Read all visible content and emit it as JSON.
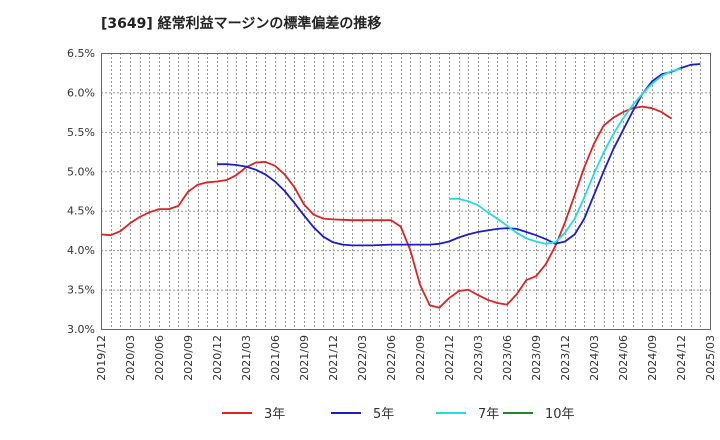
{
  "chart_data": {
    "type": "line",
    "title": "[3649]  経常利益マージンの標準偏差の推移",
    "xlabel": "",
    "ylabel": "",
    "ylim": [
      3.0,
      6.5
    ],
    "yticks": [
      "3.0%",
      "3.5%",
      "4.0%",
      "4.5%",
      "5.0%",
      "5.5%",
      "6.0%",
      "6.5%"
    ],
    "yticks_values": [
      3.0,
      3.5,
      4.0,
      4.5,
      5.0,
      5.5,
      6.0,
      6.5
    ],
    "xticks": [
      "2019/12",
      "2020/03",
      "2020/06",
      "2020/09",
      "2020/12",
      "2021/03",
      "2021/06",
      "2021/09",
      "2021/12",
      "2022/03",
      "2022/06",
      "2022/09",
      "2022/12",
      "2023/03",
      "2023/06",
      "2023/09",
      "2023/12",
      "2024/03",
      "2024/06",
      "2024/09",
      "2024/12",
      "2025/03"
    ],
    "grid": true,
    "legend_position": "bottom",
    "series": [
      {
        "name": "3年",
        "color": "#dd2222",
        "start_index": 0,
        "values": [
          4.2,
          4.19,
          4.24,
          4.34,
          4.42,
          4.48,
          4.52,
          4.52,
          4.56,
          4.74,
          4.83,
          4.86,
          4.87,
          4.89,
          4.95,
          5.05,
          5.11,
          5.12,
          5.07,
          4.96,
          4.8,
          4.58,
          4.45,
          4.4,
          4.39,
          4.385,
          4.38,
          4.38,
          4.38,
          4.38,
          4.38,
          4.3,
          4.0,
          3.56,
          3.3,
          3.27,
          3.39,
          3.48,
          3.5,
          3.43,
          3.37,
          3.33,
          3.31,
          3.44,
          3.62,
          3.67,
          3.82,
          4.05,
          4.35,
          4.7,
          5.05,
          5.35,
          5.58,
          5.68,
          5.75,
          5.8,
          5.82,
          5.8,
          5.75,
          5.67
        ]
      },
      {
        "name": "5年",
        "color": "#1c1cc8",
        "start_index": 12,
        "values": [
          5.09,
          5.09,
          5.08,
          5.06,
          5.02,
          4.96,
          4.87,
          4.75,
          4.6,
          4.44,
          4.29,
          4.17,
          4.1,
          4.07,
          4.06,
          4.06,
          4.06,
          4.065,
          4.07,
          4.07,
          4.07,
          4.07,
          4.07,
          4.08,
          4.11,
          4.16,
          4.2,
          4.23,
          4.25,
          4.27,
          4.28,
          4.27,
          4.23,
          4.19,
          4.14,
          4.08,
          4.11,
          4.2,
          4.4,
          4.7,
          5.0,
          5.28,
          5.52,
          5.76,
          5.98,
          6.14,
          6.23,
          6.26,
          6.31,
          6.35,
          6.36
        ]
      },
      {
        "name": "7年",
        "color": "#22dddd",
        "start_index": 36,
        "values": [
          4.65,
          4.65,
          4.62,
          4.57,
          4.48,
          4.4,
          4.31,
          4.22,
          4.15,
          4.11,
          4.08,
          4.1,
          4.22,
          4.4,
          4.67,
          4.97,
          5.24,
          5.47,
          5.67,
          5.84,
          5.98,
          6.11,
          6.21,
          6.27,
          6.3
        ]
      },
      {
        "name": "10年",
        "color": "#228822",
        "start_index": 0,
        "values": []
      }
    ]
  }
}
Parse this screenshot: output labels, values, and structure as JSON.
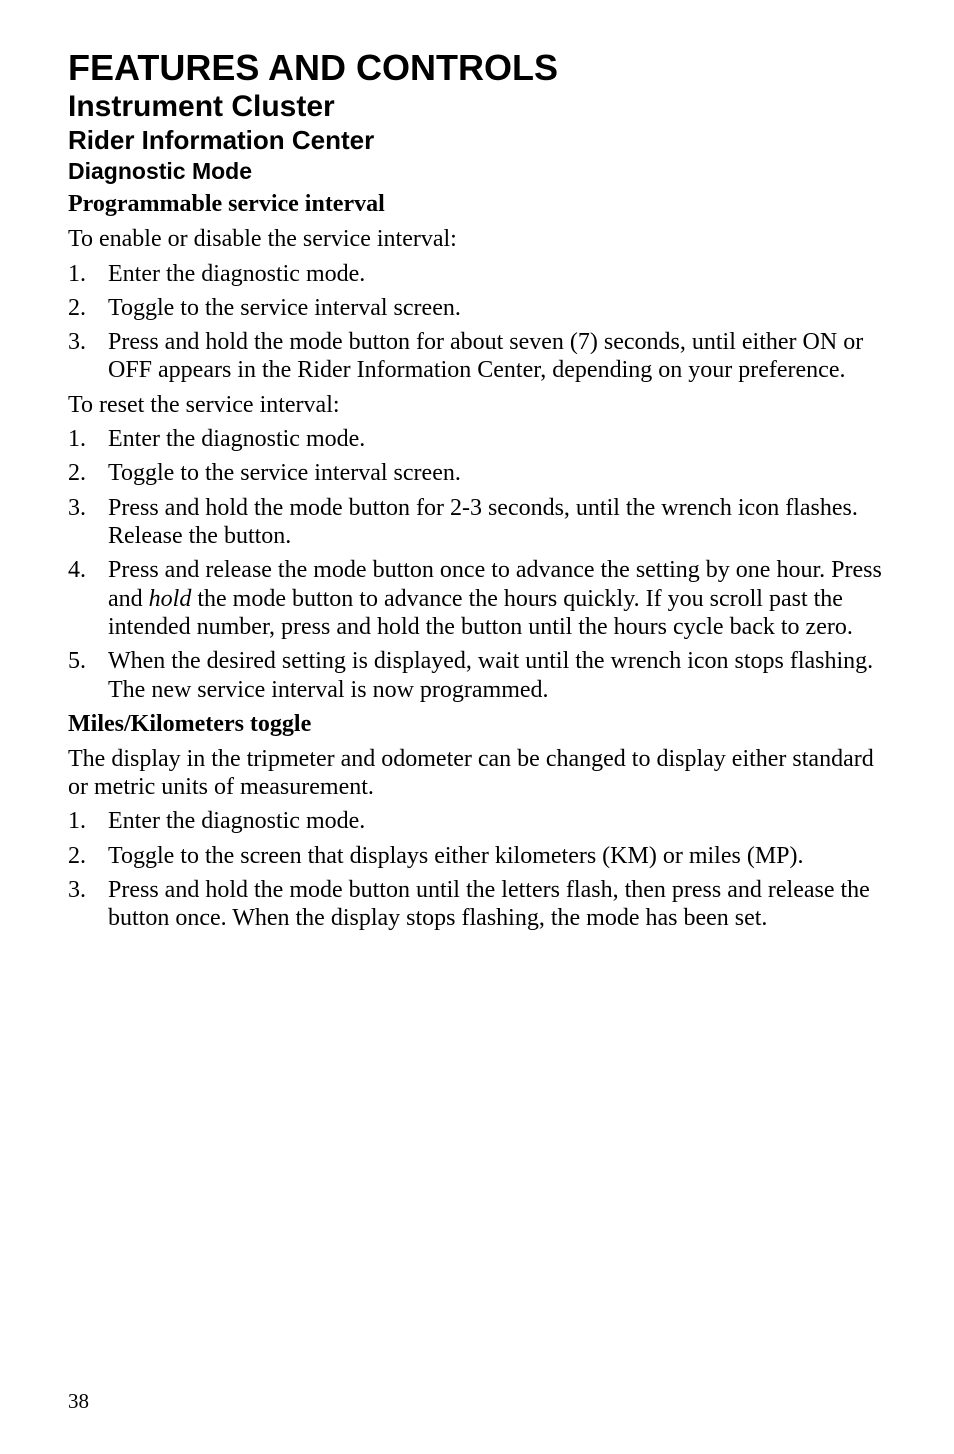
{
  "typography": {
    "body_font": "Times New Roman",
    "heading_font": "Arial",
    "text_color": "#000000",
    "background_color": "#ffffff"
  },
  "headings": {
    "h1": "FEATURES AND CONTROLS",
    "h2": "Instrument Cluster",
    "h3": "Rider Information Center",
    "h4": "Diagnostic Mode"
  },
  "section1": {
    "title": "Programmable service interval",
    "intro": "To enable or disable the service interval:",
    "list1": [
      "Enter the diagnostic mode.",
      "Toggle to the service interval screen.",
      "Press and hold the mode button for about seven (7) seconds, until either ON or OFF appears in the Rider Information Center, depending on your preference."
    ],
    "intro2": "To reset the service interval:",
    "list2": [
      {
        "parts": [
          {
            "t": "Enter the diagnostic mode."
          }
        ]
      },
      {
        "parts": [
          {
            "t": "Toggle to the service interval screen."
          }
        ]
      },
      {
        "parts": [
          {
            "t": "Press and hold the mode button for 2-3 seconds, until the wrench icon flashes. Release the button."
          }
        ]
      },
      {
        "parts": [
          {
            "t": "Press and release the mode button once to advance the setting by one hour. Press and "
          },
          {
            "t": "hold",
            "i": true
          },
          {
            "t": " the mode button to advance the hours quickly. If you scroll past the intended number, press and hold the button until the hours cycle back to zero."
          }
        ]
      },
      {
        "parts": [
          {
            "t": "When the desired setting is displayed, wait until the wrench icon stops flashing. The new service interval is now programmed."
          }
        ]
      }
    ]
  },
  "section2": {
    "title": "Miles/Kilometers toggle",
    "intro": "The display in the tripmeter and odometer can be changed to display either standard or metric units of measurement.",
    "list": [
      "Enter the diagnostic mode.",
      "Toggle to the screen that displays either kilometers (KM) or miles (MP).",
      "Press and hold the mode button until the letters flash, then press and release the button once. When the display stops flashing, the mode has been set."
    ]
  },
  "page_number": "38"
}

___

__EXERCISE PROMPT__
Of the lines in this material, state how many hold the string "flashing". Write no other words.

__RESULT OF THE EXERCISE__
2